Collected data:

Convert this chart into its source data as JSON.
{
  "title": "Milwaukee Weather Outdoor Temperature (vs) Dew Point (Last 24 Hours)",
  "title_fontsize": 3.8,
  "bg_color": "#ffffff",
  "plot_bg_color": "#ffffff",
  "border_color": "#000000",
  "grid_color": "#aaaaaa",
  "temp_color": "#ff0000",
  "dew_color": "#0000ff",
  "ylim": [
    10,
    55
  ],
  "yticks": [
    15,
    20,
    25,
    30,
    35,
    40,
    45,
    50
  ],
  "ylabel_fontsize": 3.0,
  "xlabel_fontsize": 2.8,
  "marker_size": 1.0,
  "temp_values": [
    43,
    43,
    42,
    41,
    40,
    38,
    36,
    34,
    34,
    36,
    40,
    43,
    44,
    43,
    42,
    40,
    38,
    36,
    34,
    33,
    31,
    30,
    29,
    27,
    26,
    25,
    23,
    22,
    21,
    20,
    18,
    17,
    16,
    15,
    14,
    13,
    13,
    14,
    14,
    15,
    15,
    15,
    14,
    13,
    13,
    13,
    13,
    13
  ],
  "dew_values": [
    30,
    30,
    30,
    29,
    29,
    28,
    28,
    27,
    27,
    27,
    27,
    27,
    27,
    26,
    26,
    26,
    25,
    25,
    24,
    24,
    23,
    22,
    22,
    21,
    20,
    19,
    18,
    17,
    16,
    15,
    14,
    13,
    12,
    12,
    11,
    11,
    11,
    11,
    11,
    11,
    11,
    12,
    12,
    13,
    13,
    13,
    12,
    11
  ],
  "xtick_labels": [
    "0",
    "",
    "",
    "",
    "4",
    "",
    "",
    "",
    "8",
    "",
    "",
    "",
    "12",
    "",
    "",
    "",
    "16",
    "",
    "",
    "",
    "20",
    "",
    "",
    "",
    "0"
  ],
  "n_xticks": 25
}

**What you are asked to do**
Return every entry verbatim.

**Full output**
Convert this chart into its source data as JSON.
{
  "title": "Milwaukee Weather Outdoor Temperature (vs) Dew Point (Last 24 Hours)",
  "title_fontsize": 3.8,
  "bg_color": "#ffffff",
  "plot_bg_color": "#ffffff",
  "border_color": "#000000",
  "grid_color": "#aaaaaa",
  "temp_color": "#ff0000",
  "dew_color": "#0000ff",
  "ylim": [
    10,
    55
  ],
  "yticks": [
    15,
    20,
    25,
    30,
    35,
    40,
    45,
    50
  ],
  "ylabel_fontsize": 3.0,
  "xlabel_fontsize": 2.8,
  "marker_size": 1.0,
  "temp_values": [
    43,
    43,
    42,
    41,
    40,
    38,
    36,
    34,
    34,
    36,
    40,
    43,
    44,
    43,
    42,
    40,
    38,
    36,
    34,
    33,
    31,
    30,
    29,
    27,
    26,
    25,
    23,
    22,
    21,
    20,
    18,
    17,
    16,
    15,
    14,
    13,
    13,
    14,
    14,
    15,
    15,
    15,
    14,
    13,
    13,
    13,
    13,
    13
  ],
  "dew_values": [
    30,
    30,
    30,
    29,
    29,
    28,
    28,
    27,
    27,
    27,
    27,
    27,
    27,
    26,
    26,
    26,
    25,
    25,
    24,
    24,
    23,
    22,
    22,
    21,
    20,
    19,
    18,
    17,
    16,
    15,
    14,
    13,
    12,
    12,
    11,
    11,
    11,
    11,
    11,
    11,
    11,
    12,
    12,
    13,
    13,
    13,
    12,
    11
  ],
  "xtick_labels": [
    "0",
    "",
    "",
    "",
    "4",
    "",
    "",
    "",
    "8",
    "",
    "",
    "",
    "12",
    "",
    "",
    "",
    "16",
    "",
    "",
    "",
    "20",
    "",
    "",
    "",
    "0"
  ],
  "n_xticks": 25
}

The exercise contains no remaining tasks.